Objective:
Locate the string "wise" in the listing below. Copy every line where it is found.

Dataset extract:
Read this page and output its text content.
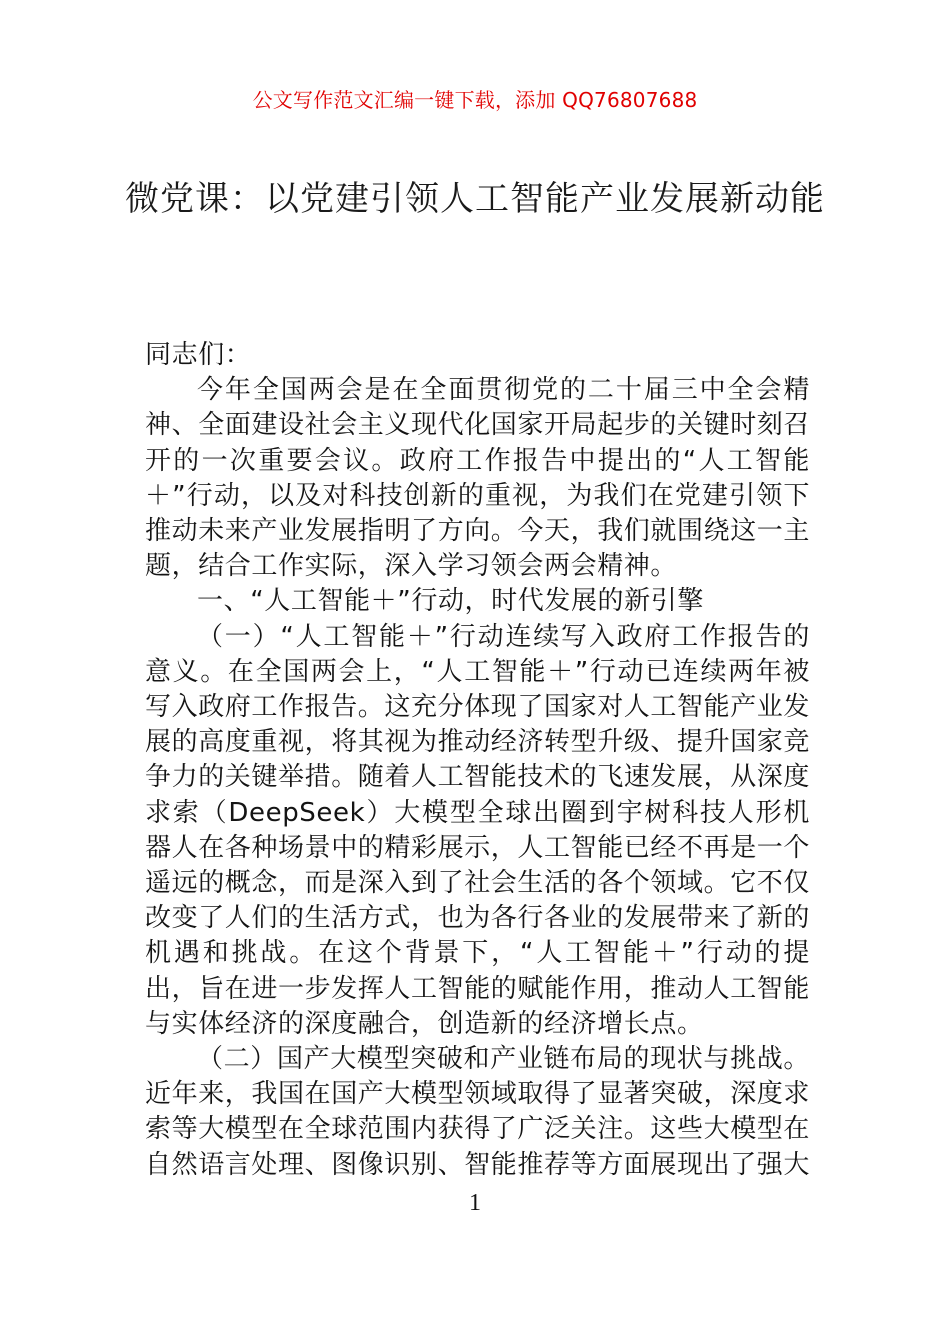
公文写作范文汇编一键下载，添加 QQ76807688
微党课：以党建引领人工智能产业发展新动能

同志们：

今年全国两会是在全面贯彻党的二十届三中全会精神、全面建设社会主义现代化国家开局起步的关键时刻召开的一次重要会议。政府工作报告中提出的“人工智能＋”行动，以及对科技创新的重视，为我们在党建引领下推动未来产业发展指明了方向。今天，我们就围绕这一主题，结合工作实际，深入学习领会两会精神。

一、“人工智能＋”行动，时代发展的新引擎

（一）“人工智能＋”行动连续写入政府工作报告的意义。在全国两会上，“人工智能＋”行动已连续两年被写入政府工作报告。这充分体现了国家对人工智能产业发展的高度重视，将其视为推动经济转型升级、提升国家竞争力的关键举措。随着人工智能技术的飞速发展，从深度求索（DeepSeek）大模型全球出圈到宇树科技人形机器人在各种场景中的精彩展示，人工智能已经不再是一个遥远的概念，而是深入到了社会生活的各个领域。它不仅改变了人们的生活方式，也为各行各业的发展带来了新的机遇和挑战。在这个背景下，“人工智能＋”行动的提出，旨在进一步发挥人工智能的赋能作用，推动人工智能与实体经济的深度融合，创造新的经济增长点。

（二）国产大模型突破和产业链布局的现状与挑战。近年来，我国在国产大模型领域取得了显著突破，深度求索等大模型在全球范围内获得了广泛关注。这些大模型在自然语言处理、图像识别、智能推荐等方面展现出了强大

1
* * *
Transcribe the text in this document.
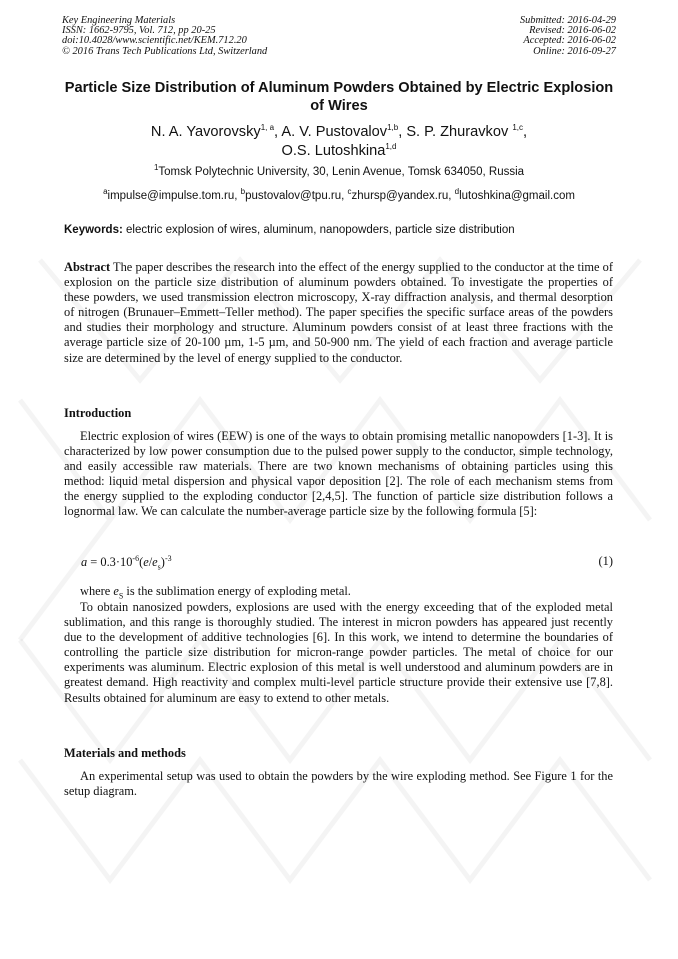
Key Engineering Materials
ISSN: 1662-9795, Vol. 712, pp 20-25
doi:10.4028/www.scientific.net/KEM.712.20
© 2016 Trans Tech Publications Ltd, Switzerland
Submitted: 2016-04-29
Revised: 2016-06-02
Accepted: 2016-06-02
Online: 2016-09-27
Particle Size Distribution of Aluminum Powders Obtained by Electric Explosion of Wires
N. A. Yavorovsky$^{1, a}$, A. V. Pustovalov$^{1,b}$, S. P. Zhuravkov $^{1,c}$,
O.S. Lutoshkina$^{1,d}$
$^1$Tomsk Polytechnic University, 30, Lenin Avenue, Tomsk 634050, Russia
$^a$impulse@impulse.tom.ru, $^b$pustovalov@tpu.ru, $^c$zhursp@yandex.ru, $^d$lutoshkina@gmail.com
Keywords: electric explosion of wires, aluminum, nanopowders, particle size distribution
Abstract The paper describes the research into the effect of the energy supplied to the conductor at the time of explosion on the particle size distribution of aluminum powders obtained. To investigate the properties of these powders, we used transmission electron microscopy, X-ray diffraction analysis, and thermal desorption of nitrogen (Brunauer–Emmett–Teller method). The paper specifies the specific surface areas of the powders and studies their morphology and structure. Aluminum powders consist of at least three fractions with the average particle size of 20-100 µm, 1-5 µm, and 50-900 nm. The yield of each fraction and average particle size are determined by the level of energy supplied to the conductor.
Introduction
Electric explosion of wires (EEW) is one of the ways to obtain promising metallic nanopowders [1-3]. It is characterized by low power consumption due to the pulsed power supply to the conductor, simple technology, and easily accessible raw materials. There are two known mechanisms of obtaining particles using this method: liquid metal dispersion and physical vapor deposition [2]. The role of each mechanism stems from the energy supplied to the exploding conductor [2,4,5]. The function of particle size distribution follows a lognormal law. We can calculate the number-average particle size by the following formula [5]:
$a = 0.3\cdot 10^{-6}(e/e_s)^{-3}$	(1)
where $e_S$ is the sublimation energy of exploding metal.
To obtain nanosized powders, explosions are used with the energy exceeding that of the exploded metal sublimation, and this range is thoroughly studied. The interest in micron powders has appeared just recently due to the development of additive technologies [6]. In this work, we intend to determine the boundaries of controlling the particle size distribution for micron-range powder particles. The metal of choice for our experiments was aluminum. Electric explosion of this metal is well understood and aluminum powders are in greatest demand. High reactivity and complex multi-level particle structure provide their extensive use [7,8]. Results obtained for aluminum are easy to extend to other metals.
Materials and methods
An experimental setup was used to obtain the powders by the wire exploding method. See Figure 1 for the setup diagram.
--
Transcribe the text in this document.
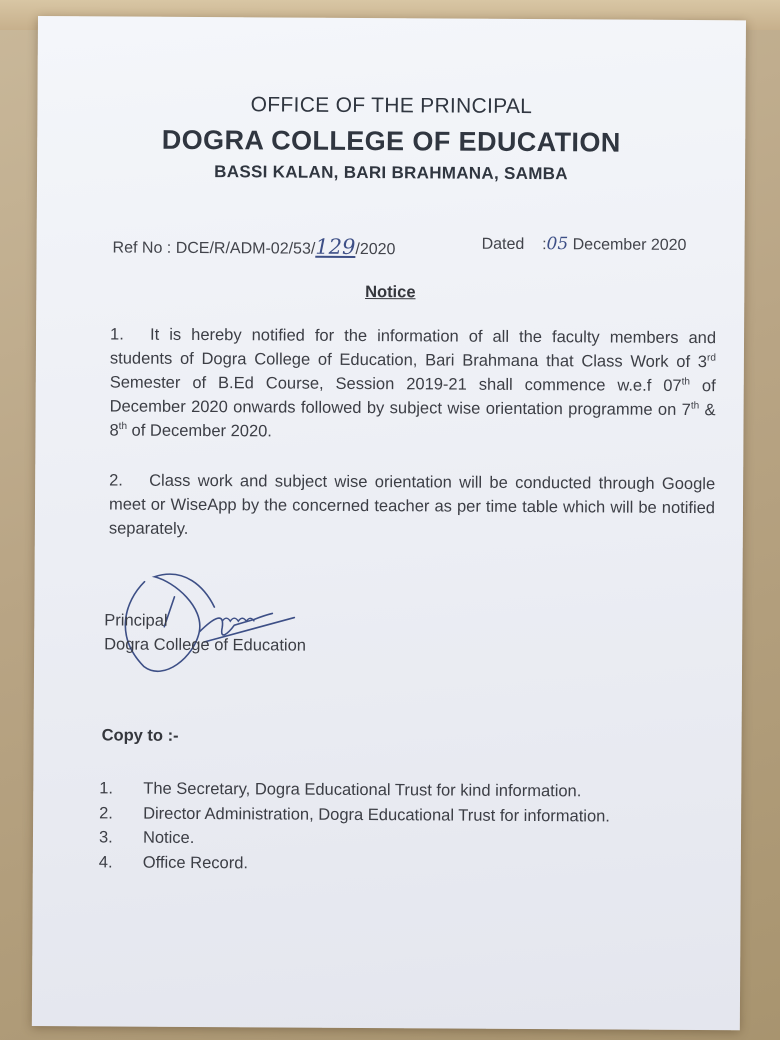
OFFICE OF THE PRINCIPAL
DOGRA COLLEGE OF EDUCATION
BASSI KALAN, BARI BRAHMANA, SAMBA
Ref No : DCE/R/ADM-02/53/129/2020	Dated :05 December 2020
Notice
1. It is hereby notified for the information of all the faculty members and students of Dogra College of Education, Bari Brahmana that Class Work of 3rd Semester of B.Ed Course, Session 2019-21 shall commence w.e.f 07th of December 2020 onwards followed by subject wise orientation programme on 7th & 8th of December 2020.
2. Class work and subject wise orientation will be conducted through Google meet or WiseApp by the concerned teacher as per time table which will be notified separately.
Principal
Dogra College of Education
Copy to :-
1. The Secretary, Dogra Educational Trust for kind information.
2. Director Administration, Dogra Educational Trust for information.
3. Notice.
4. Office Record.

Result of this task:
1. It is hereby notified for the information of all the faculty members and students of Dogra College of Education, Bari Brahmana that Class Work of 3rd Semester of B.Ed Course, Session 2019-21 shall commence w.e.f 07th of December 2020 onwards followed by subject wise orientation programme on 7th & 8th of December 2020.
2. Class work and subject wise orientation will be conducted through Google meet or WiseApp by the concerned teacher as per time table which will be notified separately.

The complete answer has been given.